-- EXERCISE PROMPT --
Scan the following material for the string "image" and copy each line in which it appears.

-- INFORMATION PROVIDED --
--

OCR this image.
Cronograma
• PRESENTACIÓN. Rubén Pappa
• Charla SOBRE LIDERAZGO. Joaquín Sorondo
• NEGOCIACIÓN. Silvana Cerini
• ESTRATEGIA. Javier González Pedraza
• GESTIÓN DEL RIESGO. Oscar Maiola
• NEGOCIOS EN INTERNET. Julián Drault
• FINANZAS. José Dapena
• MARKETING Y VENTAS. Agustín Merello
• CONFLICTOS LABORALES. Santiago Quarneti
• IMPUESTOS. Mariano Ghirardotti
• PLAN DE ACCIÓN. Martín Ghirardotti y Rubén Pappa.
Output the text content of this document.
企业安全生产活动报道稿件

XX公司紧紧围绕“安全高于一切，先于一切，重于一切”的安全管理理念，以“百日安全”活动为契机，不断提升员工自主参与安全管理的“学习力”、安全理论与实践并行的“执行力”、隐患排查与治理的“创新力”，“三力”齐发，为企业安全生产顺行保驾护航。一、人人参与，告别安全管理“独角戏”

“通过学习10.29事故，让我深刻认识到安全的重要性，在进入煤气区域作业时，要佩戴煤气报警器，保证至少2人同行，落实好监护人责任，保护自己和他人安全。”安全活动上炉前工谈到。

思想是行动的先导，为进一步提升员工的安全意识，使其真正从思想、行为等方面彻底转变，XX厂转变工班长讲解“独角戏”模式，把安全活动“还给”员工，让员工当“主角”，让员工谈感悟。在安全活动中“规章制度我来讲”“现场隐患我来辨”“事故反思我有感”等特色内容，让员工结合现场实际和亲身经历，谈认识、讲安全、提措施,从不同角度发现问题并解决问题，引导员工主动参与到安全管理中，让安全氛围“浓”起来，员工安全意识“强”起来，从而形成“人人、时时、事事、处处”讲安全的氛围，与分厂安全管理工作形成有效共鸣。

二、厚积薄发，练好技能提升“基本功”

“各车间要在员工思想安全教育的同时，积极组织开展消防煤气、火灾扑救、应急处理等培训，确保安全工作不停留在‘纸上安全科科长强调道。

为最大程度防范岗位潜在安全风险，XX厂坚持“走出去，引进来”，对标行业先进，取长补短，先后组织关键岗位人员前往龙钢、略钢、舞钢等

--

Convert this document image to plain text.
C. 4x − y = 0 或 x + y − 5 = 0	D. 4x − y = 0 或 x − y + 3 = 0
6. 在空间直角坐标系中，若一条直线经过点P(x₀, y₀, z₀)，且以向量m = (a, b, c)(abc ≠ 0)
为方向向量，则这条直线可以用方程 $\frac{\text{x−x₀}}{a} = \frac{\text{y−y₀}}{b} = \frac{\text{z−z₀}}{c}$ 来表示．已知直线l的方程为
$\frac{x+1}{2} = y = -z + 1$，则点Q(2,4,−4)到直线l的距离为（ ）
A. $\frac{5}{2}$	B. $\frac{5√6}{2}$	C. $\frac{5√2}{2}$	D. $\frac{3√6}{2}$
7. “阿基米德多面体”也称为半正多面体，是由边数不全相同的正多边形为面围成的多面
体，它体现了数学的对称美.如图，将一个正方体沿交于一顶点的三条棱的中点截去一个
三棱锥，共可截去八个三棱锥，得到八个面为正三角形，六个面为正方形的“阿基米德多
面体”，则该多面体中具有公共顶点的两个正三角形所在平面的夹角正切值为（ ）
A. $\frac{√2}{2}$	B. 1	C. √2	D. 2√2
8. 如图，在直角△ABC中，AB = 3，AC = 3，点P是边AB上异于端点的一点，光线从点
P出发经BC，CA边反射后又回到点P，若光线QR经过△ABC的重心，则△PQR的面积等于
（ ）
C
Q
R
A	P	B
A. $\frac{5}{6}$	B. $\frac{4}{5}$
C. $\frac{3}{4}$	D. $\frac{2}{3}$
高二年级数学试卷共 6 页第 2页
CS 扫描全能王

--

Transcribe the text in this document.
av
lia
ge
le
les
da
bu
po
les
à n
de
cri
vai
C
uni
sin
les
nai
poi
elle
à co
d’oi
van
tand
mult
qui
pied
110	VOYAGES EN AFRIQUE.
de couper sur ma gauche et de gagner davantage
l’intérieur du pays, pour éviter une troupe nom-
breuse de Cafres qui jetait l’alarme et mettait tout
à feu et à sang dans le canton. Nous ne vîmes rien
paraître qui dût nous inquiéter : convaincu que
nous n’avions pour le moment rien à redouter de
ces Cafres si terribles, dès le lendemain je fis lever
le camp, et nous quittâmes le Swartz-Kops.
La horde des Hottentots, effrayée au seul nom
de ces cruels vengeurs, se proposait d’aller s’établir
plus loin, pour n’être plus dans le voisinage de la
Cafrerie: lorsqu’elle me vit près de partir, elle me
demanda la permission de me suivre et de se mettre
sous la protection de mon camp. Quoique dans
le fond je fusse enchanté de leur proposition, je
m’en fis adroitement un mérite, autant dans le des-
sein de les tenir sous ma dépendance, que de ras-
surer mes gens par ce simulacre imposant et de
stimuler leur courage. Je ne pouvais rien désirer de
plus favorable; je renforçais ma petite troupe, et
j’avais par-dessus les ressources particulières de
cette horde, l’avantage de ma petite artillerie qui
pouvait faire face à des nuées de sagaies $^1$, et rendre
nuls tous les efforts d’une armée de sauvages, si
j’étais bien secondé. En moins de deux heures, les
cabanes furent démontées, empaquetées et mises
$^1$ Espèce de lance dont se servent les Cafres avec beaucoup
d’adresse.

--

-- FULL SOLUTION --
OCR this image.
Convert this document image to plain text.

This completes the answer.